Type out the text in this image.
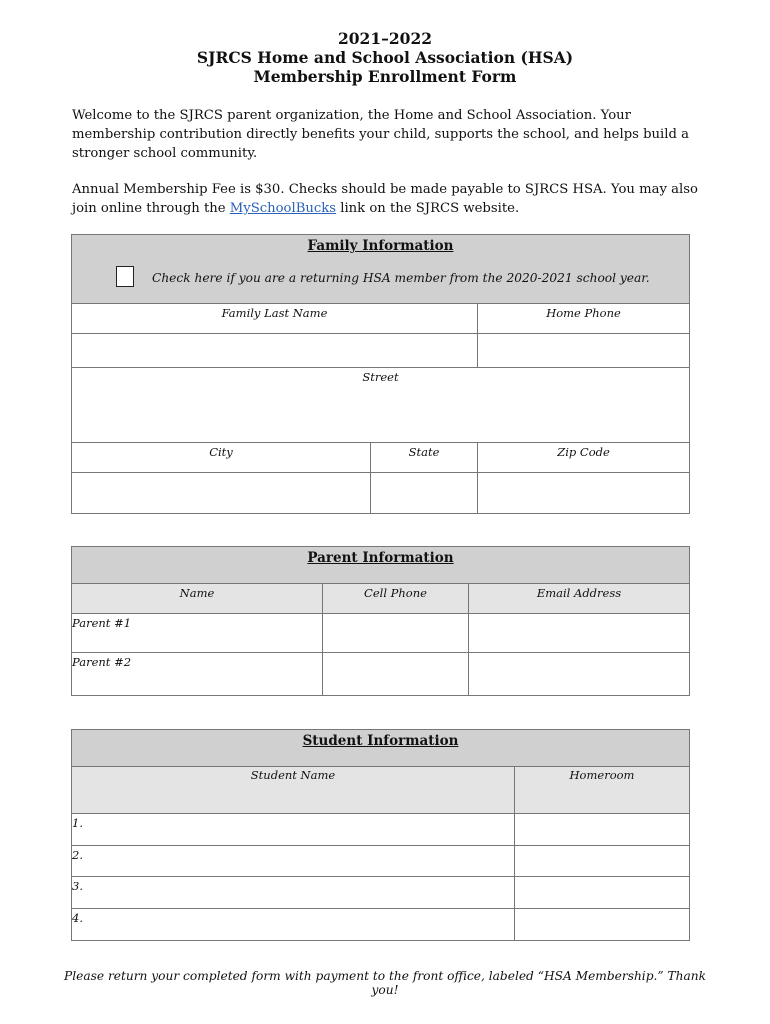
2021–2022
SJRCS Home and School Association (HSA)
Membership Enrollment Form
Welcome to the SJRCS parent organization, the Home and School Association. Your membership contribution directly benefits your child, supports the school, and helps build a stronger school community.
Annual Membership Fee is $30. Checks should be made payable to SJRCS HSA. You may also join online through the MySchoolBucks link on the SJRCS website.
Family Information
Check here if you are a returning HSA member from the 2020-2021 school year.
Family Last Name	Home Phone
Street
City	State	Zip Code
Parent Information
Name	Cell Phone	Email Address
Parent #1
Parent #2
Student Information
Student Name	Homeroom
1.
2.
3.
4.
Please return your completed form with payment to the front office, labeled “HSA Membership.” Thank you!
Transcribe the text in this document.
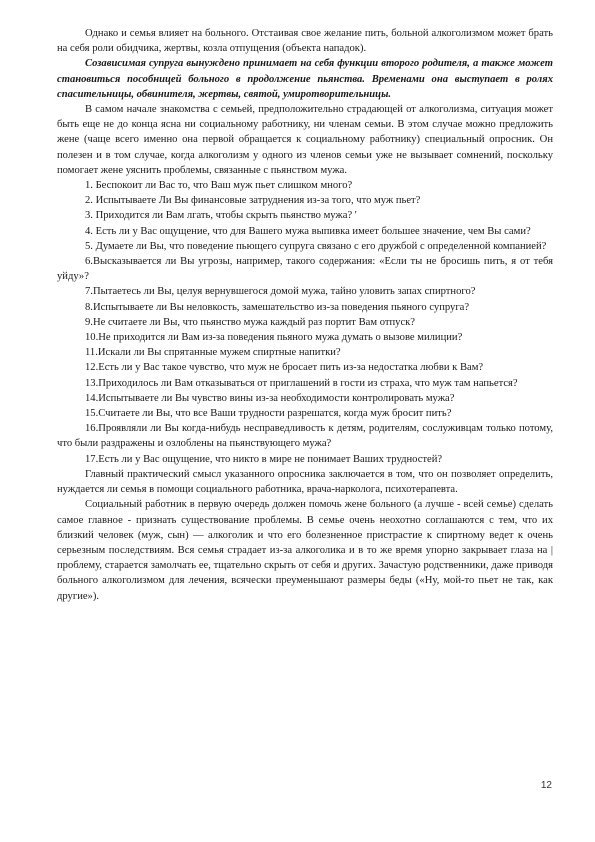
Однако и семья влияет на больного. Отстаивая свое желание пить, больной алкоголизмом может брать на себя роли обидчика, жертвы, козла отпущения (объекта нападок).

Созависимая супруга вынуждено принимает на себя функции второго родителя, а также может становиться пособницей больного в продолжение пьянства. Временами она выступает в ролях спасительницы, обвинителя, жертвы, святой, умиротворительницы.

В самом начале знакомства с семьей, предположительно страдающей от алкоголизма, ситуация может быть еще не до конца ясна ни социальному работнику, ни членам семьи. В этом случае можно предложить жене (чаще всего именно она первой обращается к социальному работнику) специальный опросник. Он полезен и в том случае, когда алкоголизм у одного из членов семьи уже не вызывает сомнений, поскольку помогает жене уяснить проблемы, связанные с пьянством мужа.

1. Беспокоит ли Вас то, что Ваш муж пьет слишком много?

2. Испытываете Ли Вы финансовые затруднения из-за того, что муж пьет?

3. Приходится ли Вам лгать, чтобы скрыть пьянство мужа? '

4. Есть ли у Вас ощущение, что для Вашего мужа выпивка имеет большее значение, чем Вы сами?

5. Думаете ли Вы, что поведение пьющего супруга связано с его дружбой с определенной компанией?

6.Высказывается ли Вы угрозы, например, такого содержания: «Если ты не бросишь пить, я от тебя уйду»?

7.Пытаетесь ли Вы, целуя вернувшегося домой мужа, тайно уловить запах спиртного?

8.Испытываете ли Вы неловкость, замешательство из-за поведения пьяного супруга?

9.Не считаете ли Вы, что пьянство мужа каждый раз портит Вам отпуск?

10.Не приходится ли Вам из-за поведения пьяного мужа думать о вызове милиции?

11.Искали ли Вы спрятанные мужем спиртные напитки?

12.Есть ли у Вас такое чувство, что муж не бросает пить из-за недостатка любви к Вам?

13.Приходилось ли Вам отказываться от приглашений в гости из страха, что муж там напьется?

14.Испытываете ли Вы чувство вины из-за необходимости контролировать мужа?

15.Считаете ли Вы, что все Ваши трудности разрешатся, когда муж бросит пить?

16.Проявляли ли Вы когда-нибудь несправедливость к детям, родителям, сослуживцам только потому, что были раздражены и озлоблены на пьянствующего мужа?

17.Есть ли у Вас ощущение, что никто в мире не понимает Ваших трудностей?

Главный практический смысл указанного опросника заключается в том, что он позволяет определить, нуждается ли семья в помощи социального работника, врача-нарколога, психотерапевта.

Социальный работник в первую очередь должен помочь жене больного (а лучше - всей семье) сделать самое главное - признать существование проблемы. В семье очень неохотно соглашаются с тем, что их близкий человек (муж, сын) — алкоголик и что его болезненное пристрастие к спиртному ведет к очень серьезным последствиям. Вся семья страдает из-за алкоголика и в то же время упорно закрывает глаза на |проблему, старается замолчать ее, тщательно скрыть от себя и других. Зачастую родственники, даже приводя больного алкоголизмом для лечения, всячески преуменьшают размеры беды («Ну, мой-то пьет не так, как другие»).

12
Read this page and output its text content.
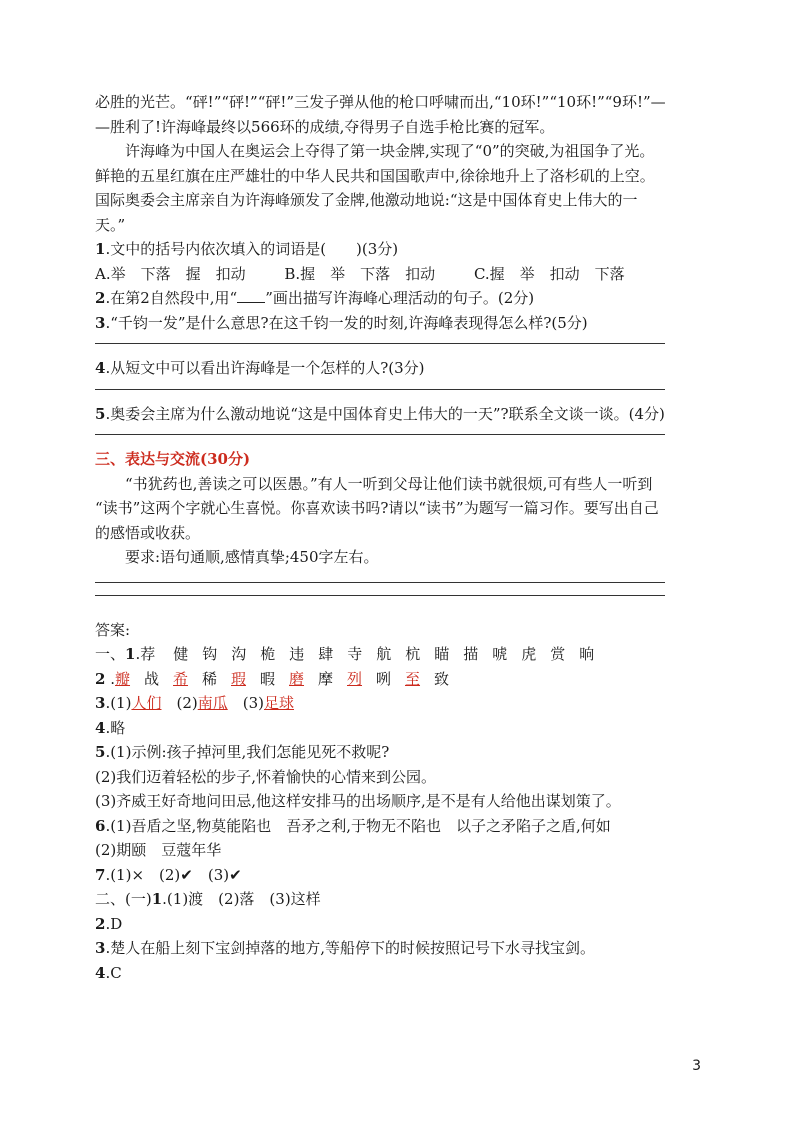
必胜的光芒。“砰!”“砰!”“砰!”三发子弹从他的枪口呼啸而出,“10环!”“10环!”“9环!”—
—胜利了!许海峰最终以566环的成绩,夺得男子自选手枪比赛的冠军。
许海峰为中国人在奥运会上夺得了第一块金牌,实现了“0”的突破,为祖国争了光。
鲜艳的五星红旗在庄严雄壮的中华人民共和国国歌声中,徐徐地升上了洛杉矶的上空。
国际奥委会主席亲自为许海峰颁发了金牌,他激动地说:“这是中国体育史上伟大的一
天。”
1.文中的括号内依次填入的词语是(　　)(3分)
A.举　下落　握　扣动	B.握　举　下落　扣动	C.握　举　扣动　下落
2.在第2自然段中,用“ ”画出描写许海峰心理活动的句子。(2分)
3.“千钧一发”是什么意思?在这千钧一发的时刻,许海峰表现得怎么样?(5分)
4.从短文中可以看出许海峰是一个怎样的人?(3分)
5.奥委会主席为什么激动地说“这是中国体育史上伟大的一天”?联系全文谈一谈。(4分)
三、表达与交流(30分)
“书犹药也,善读之可以医愚。”有人一听到父母让他们读书就很烦,可有些人一听到
“读书”这两个字就心生喜悦。你喜欢读书吗?请以“读书”为题写一篇习作。要写出自己
的感悟或收获。
要求:语句通顺,感情真挚;450字左右。
答案:
一、1.荐 健 钩 沟 桅 违 肆 寺 航 杭 瞄 描 唬 虎 赏 晌
2 .瓣 战 希 稀 瑕 暇 磨 摩 列 咧 至 致
3.(1)人们　(2)南瓜　(3)足球
4.略
5.(1)示例:孩子掉河里,我们怎能见死不救呢?
(2)我们迈着轻松的步子,怀着愉快的心情来到公园。
(3)齐威王好奇地问田忌,他这样安排马的出场顺序,是不是有人给他出谋划策了。
6.(1)吾盾之坚,物莫能陷也　吾矛之利,于物无不陷也　以子之矛陷子之盾,何如
(2)期颐　豆蔻年华
7.(1)×　(2)✔　(3)✔
二、(一)1.(1)渡　(2)落　(3)这样
2.D
3.楚人在船上刻下宝剑掉落的地方,等船停下的时候按照记号下水寻找宝剑。
4.C
3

* * * * * * * * *

#### Prompt
Transcribe all of the records above character for character. Exclude the pictures.

#### Exercise solution
Type out the text in this image.
2021–2022
SJRCS Home and School Association (HSA)
Membership Enrollment Form
Welcome to the SJRCS parent organization, the Home and School Association. Your membership contribution directly benefits your child, supports the school, and helps build a stronger school community.
Annual Membership Fee is $30. Checks should be made payable to SJRCS HSA. You may also join online through the MySchoolBucks link on the SJRCS website.
Family Information
Check here if you are a returning HSA member from the 2020-2021 school year.
Family Last Name	Home Phone
Street
City	State	Zip Code
Parent Information
Name	Cell Phone	Email Address
Parent #1
Parent #2
Student Information
Student Name	Homeroom
1.
2.
3.
4.
Please return your completed form with payment to the front office, labeled “HSA Membership.” Thank you!
Transcribe the text in this document.
Однако и семья влияет на больного. Отстаивая свое желание пить, больной алкоголизмом может брать на себя роли обидчика, жертвы, козла отпущения (объекта нападок).

Созависимая супруга вынуждено принимает на себя функции второго родителя, а также может становиться пособницей больного в продолжение пьянства. Временами она выступает в ролях спасительницы, обвинителя, жертвы, святой, умиротворительницы.

В самом начале знакомства с семьей, предположительно страдающей от алкоголизма, ситуация может быть еще не до конца ясна ни социальному работнику, ни членам семьи. В этом случае можно предложить жене (чаще всего именно она первой обращается к социальному работнику) специальный опросник. Он полезен и в том случае, когда алкоголизм у одного из членов семьи уже не вызывает сомнений, поскольку помогает жене уяснить проблемы, связанные с пьянством мужа.

1. Беспокоит ли Вас то, что Ваш муж пьет слишком много?

2. Испытываете Ли Вы финансовые затруднения из-за того, что муж пьет?

3. Приходится ли Вам лгать, чтобы скрыть пьянство мужа? '

4. Есть ли у Вас ощущение, что для Вашего мужа выпивка имеет большее значение, чем Вы сами?

5. Думаете ли Вы, что поведение пьющего супруга связано с его дружбой с определенной компанией?

6.Высказывается ли Вы угрозы, например, такого содержания: «Если ты не бросишь пить, я от тебя уйду»?

7.Пытаетесь ли Вы, целуя вернувшегося домой мужа, тайно уловить запах спиртного?

8.Испытываете ли Вы неловкость, замешательство из-за поведения пьяного супруга?

9.Не считаете ли Вы, что пьянство мужа каждый раз портит Вам отпуск?

10.Не приходится ли Вам из-за поведения пьяного мужа думать о вызове милиции?

11.Искали ли Вы спрятанные мужем спиртные напитки?

12.Есть ли у Вас такое чувство, что муж не бросает пить из-за недостатка любви к Вам?

13.Приходилось ли Вам отказываться от приглашений в гости из страха, что муж там напьется?

14.Испытываете ли Вы чувство вины из-за необходимости контролировать мужа?

15.Считаете ли Вы, что все Ваши трудности разрешатся, когда муж бросит пить?

16.Проявляли ли Вы когда-нибудь несправедливость к детям, родителям, сослуживцам только потому, что были раздражены и озлоблены на пьянствующего мужа?

17.Есть ли у Вас ощущение, что никто в мире не понимает Ваших трудностей?

Главный практический смысл указанного опросника заключается в том, что он позволяет определить, нуждается ли семья в помощи социального работника, врача-нарколога, психотерапевта.

Социальный работник в первую очередь должен помочь жене больного (а лучше - всей семье) сделать самое главное - признать существование проблемы. В семье очень неохотно соглашаются с тем, что их близкий человек (муж, сын) — алкоголик и что его болезненное пристрастие к спиртному ведет к очень серьезным последствиям. Вся семья страдает из-за алкоголика и в то же время упорно закрывает глаза на |проблему, старается замолчать ее, тщательно скрыть от себя и других. Зачастую родственники, даже приводя больного алкоголизмом для лечения, всячески преуменьшают размеры беды («Ну, мой-то пьет не так, как другие»).

12
Read this page and output its text content.
必胜的光芒。“砰!”“砰!”“砰!”三发子弹从他的枪口呼啸而出,“10环!”“10环!”“9环!”—
—胜利了!许海峰最终以566环的成绩,夺得男子自选手枪比赛的冠军。
许海峰为中国人在奥运会上夺得了第一块金牌,实现了“0”的突破,为祖国争了光。
鲜艳的五星红旗在庄严雄壮的中华人民共和国国歌声中,徐徐地升上了洛杉矶的上空。
国际奥委会主席亲自为许海峰颁发了金牌,他激动地说:“这是中国体育史上伟大的一
天。”
1.文中的括号内依次填入的词语是(　　)(3分)
A.举　下落　握　扣动	B.握　举　下落　扣动	C.握　举　扣动　下落
2.在第2自然段中,用“ ”画出描写许海峰心理活动的句子。(2分)
3.“千钧一发”是什么意思?在这千钧一发的时刻,许海峰表现得怎么样?(5分)
4.从短文中可以看出许海峰是一个怎样的人?(3分)
5.奥委会主席为什么激动地说“这是中国体育史上伟大的一天”?联系全文谈一谈。(4分)
三、表达与交流(30分)
“书犹药也,善读之可以医愚。”有人一听到父母让他们读书就很烦,可有些人一听到
“读书”这两个字就心生喜悦。你喜欢读书吗?请以“读书”为题写一篇习作。要写出自己
的感悟或收获。
要求:语句通顺,感情真挚;450字左右。
答案:
一、1.荐 健 钩 沟 桅 违 肆 寺 航 杭 瞄 描 唬 虎 赏 晌
2 .瓣 战 希 稀 瑕 暇 磨 摩 列 咧 至 致
3.(1)人们　(2)南瓜　(3)足球
4.略
5.(1)示例:孩子掉河里,我们怎能见死不救呢?
(2)我们迈着轻松的步子,怀着愉快的心情来到公园。
(3)齐威王好奇地问田忌,他这样安排马的出场顺序,是不是有人给他出谋划策了。
6.(1)吾盾之坚,物莫能陷也　吾矛之利,于物无不陷也　以子之矛陷子之盾,何如
(2)期颐　豆蔻年华
7.(1)×　(2)✔　(3)✔
二、(一)1.(1)渡　(2)落　(3)这样
2.D
3.楚人在船上刻下宝剑掉落的地方,等船停下的时候按照记号下水寻找宝剑。
4.C
3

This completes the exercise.